--- START OF Records for this exercise ---

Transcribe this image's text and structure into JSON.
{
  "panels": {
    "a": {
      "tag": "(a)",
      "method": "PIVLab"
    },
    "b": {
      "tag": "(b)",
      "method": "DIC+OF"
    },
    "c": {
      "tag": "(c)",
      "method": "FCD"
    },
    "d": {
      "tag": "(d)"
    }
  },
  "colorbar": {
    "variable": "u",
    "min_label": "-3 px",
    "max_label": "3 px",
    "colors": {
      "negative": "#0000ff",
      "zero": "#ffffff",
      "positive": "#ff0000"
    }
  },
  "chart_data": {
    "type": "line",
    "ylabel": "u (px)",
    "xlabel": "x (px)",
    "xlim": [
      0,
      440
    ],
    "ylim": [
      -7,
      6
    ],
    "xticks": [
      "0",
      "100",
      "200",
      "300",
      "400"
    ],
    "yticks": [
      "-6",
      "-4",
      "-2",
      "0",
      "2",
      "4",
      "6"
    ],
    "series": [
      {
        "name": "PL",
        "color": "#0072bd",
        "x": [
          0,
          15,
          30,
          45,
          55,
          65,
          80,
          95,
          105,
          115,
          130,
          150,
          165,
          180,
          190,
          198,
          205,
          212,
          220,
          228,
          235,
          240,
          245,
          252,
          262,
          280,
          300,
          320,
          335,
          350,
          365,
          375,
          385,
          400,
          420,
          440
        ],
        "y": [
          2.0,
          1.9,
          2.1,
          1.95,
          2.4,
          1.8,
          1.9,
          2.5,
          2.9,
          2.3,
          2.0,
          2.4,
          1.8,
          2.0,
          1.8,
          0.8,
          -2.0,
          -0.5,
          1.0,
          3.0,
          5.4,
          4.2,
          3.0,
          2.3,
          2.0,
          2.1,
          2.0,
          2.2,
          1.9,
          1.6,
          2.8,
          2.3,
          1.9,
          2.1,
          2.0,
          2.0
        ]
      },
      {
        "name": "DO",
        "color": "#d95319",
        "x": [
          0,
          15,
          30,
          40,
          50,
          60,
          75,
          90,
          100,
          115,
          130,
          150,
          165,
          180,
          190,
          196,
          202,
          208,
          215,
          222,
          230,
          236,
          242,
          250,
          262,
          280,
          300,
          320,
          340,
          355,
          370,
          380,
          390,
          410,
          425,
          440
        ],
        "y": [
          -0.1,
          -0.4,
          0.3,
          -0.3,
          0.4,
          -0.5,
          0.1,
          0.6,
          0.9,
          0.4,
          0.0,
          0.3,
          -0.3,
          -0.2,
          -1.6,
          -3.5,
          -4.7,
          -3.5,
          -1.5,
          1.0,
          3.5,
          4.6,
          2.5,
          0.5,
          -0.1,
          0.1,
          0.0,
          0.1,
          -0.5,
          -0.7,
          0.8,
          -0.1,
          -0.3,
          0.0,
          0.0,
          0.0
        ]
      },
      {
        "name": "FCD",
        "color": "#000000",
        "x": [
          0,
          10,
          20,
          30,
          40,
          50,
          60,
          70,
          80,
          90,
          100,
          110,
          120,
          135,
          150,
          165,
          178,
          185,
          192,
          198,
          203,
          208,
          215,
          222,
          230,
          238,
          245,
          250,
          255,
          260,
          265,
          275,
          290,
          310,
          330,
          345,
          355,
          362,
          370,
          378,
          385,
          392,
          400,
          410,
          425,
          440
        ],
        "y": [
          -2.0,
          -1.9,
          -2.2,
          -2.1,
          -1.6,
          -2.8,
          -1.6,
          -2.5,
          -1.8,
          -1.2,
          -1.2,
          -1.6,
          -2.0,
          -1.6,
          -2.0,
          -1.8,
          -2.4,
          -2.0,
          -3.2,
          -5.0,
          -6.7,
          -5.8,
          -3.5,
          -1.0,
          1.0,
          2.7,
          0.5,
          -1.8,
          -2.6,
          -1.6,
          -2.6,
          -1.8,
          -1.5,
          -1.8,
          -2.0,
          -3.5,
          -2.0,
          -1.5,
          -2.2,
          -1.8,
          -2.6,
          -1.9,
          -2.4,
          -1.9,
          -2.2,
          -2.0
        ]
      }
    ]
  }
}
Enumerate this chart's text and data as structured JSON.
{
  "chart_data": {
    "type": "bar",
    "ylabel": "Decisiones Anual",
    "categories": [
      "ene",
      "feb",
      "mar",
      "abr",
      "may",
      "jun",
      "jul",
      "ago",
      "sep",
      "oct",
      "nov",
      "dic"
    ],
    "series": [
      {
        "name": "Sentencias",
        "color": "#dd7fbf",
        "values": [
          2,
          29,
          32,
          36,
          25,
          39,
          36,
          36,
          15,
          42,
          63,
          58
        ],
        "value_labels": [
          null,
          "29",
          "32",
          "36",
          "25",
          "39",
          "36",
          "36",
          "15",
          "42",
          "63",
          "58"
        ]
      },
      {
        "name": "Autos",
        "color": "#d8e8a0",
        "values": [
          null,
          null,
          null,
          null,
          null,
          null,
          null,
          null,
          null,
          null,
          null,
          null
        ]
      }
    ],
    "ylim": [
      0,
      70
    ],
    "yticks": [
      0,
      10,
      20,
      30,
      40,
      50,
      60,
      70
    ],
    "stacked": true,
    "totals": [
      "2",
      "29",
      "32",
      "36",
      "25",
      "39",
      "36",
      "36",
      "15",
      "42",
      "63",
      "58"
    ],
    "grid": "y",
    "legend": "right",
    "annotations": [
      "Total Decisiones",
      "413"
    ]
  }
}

--- END OF Records for this exercise ---

◆ Aim ◆
Quote all of the entries verbatim.

◆ Response to this task ◆
Transcribe this image's text and structure into JSON.
{
  "panels": {
    "a": {
      "tag": "(a)",
      "method": "PIVLab"
    },
    "b": {
      "tag": "(b)",
      "method": "DIC+OF"
    },
    "c": {
      "tag": "(c)",
      "method": "FCD"
    },
    "d": {
      "tag": "(d)"
    }
  },
  "colorbar": {
    "variable": "u",
    "min_label": "-3 px",
    "max_label": "3 px",
    "colors": {
      "negative": "#0000ff",
      "zero": "#ffffff",
      "positive": "#ff0000"
    }
  },
  "chart_data": {
    "type": "line",
    "ylabel": "u (px)",
    "xlabel": "x (px)",
    "xlim": [
      0,
      440
    ],
    "ylim": [
      -7,
      6
    ],
    "xticks": [
      "0",
      "100",
      "200",
      "300",
      "400"
    ],
    "yticks": [
      "-6",
      "-4",
      "-2",
      "0",
      "2",
      "4",
      "6"
    ],
    "series": [
      {
        "name": "PL",
        "color": "#0072bd",
        "x": [
          0,
          15,
          30,
          45,
          55,
          65,
          80,
          95,
          105,
          115,
          130,
          150,
          165,
          180,
          190,
          198,
          205,
          212,
          220,
          228,
          235,
          240,
          245,
          252,
          262,
          280,
          300,
          320,
          335,
          350,
          365,
          375,
          385,
          400,
          420,
          440
        ],
        "y": [
          2.0,
          1.9,
          2.1,
          1.95,
          2.4,
          1.8,
          1.9,
          2.5,
          2.9,
          2.3,
          2.0,
          2.4,
          1.8,
          2.0,
          1.8,
          0.8,
          -2.0,
          -0.5,
          1.0,
          3.0,
          5.4,
          4.2,
          3.0,
          2.3,
          2.0,
          2.1,
          2.0,
          2.2,
          1.9,
          1.6,
          2.8,
          2.3,
          1.9,
          2.1,
          2.0,
          2.0
        ]
      },
      {
        "name": "DO",
        "color": "#d95319",
        "x": [
          0,
          15,
          30,
          40,
          50,
          60,
          75,
          90,
          100,
          115,
          130,
          150,
          165,
          180,
          190,
          196,
          202,
          208,
          215,
          222,
          230,
          236,
          242,
          250,
          262,
          280,
          300,
          320,
          340,
          355,
          370,
          380,
          390,
          410,
          425,
          440
        ],
        "y": [
          -0.1,
          -0.4,
          0.3,
          -0.3,
          0.4,
          -0.5,
          0.1,
          0.6,
          0.9,
          0.4,
          0.0,
          0.3,
          -0.3,
          -0.2,
          -1.6,
          -3.5,
          -4.7,
          -3.5,
          -1.5,
          1.0,
          3.5,
          4.6,
          2.5,
          0.5,
          -0.1,
          0.1,
          0.0,
          0.1,
          -0.5,
          -0.7,
          0.8,
          -0.1,
          -0.3,
          0.0,
          0.0,
          0.0
        ]
      },
      {
        "name": "FCD",
        "color": "#000000",
        "x": [
          0,
          10,
          20,
          30,
          40,
          50,
          60,
          70,
          80,
          90,
          100,
          110,
          120,
          135,
          150,
          165,
          178,
          185,
          192,
          198,
          203,
          208,
          215,
          222,
          230,
          238,
          245,
          250,
          255,
          260,
          265,
          275,
          290,
          310,
          330,
          345,
          355,
          362,
          370,
          378,
          385,
          392,
          400,
          410,
          425,
          440
        ],
        "y": [
          -2.0,
          -1.9,
          -2.2,
          -2.1,
          -1.6,
          -2.8,
          -1.6,
          -2.5,
          -1.8,
          -1.2,
          -1.2,
          -1.6,
          -2.0,
          -1.6,
          -2.0,
          -1.8,
          -2.4,
          -2.0,
          -3.2,
          -5.0,
          -6.7,
          -5.8,
          -3.5,
          -1.0,
          1.0,
          2.7,
          0.5,
          -1.8,
          -2.6,
          -1.6,
          -2.6,
          -1.8,
          -1.5,
          -1.8,
          -2.0,
          -3.5,
          -2.0,
          -1.5,
          -2.2,
          -1.8,
          -2.6,
          -1.9,
          -2.4,
          -1.9,
          -2.2,
          -2.0
        ]
      }
    ]
  }
}
Enumerate this chart's text and data as structured JSON.
{
  "chart_data": {
    "type": "bar",
    "ylabel": "Decisiones Anual",
    "categories": [
      "ene",
      "feb",
      "mar",
      "abr",
      "may",
      "jun",
      "jul",
      "ago",
      "sep",
      "oct",
      "nov",
      "dic"
    ],
    "series": [
      {
        "name": "Sentencias",
        "color": "#dd7fbf",
        "values": [
          2,
          29,
          32,
          36,
          25,
          39,
          36,
          36,
          15,
          42,
          63,
          58
        ],
        "value_labels": [
          null,
          "29",
          "32",
          "36",
          "25",
          "39",
          "36",
          "36",
          "15",
          "42",
          "63",
          "58"
        ]
      },
      {
        "name": "Autos",
        "color": "#d8e8a0",
        "values": [
          null,
          null,
          null,
          null,
          null,
          null,
          null,
          null,
          null,
          null,
          null,
          null
        ]
      }
    ],
    "ylim": [
      0,
      70
    ],
    "yticks": [
      0,
      10,
      20,
      30,
      40,
      50,
      60,
      70
    ],
    "stacked": true,
    "totals": [
      "2",
      "29",
      "32",
      "36",
      "25",
      "39",
      "36",
      "36",
      "15",
      "42",
      "63",
      "58"
    ],
    "grid": "y",
    "legend": "right",
    "annotations": [
      "Total Decisiones",
      "413"
    ]
  }
}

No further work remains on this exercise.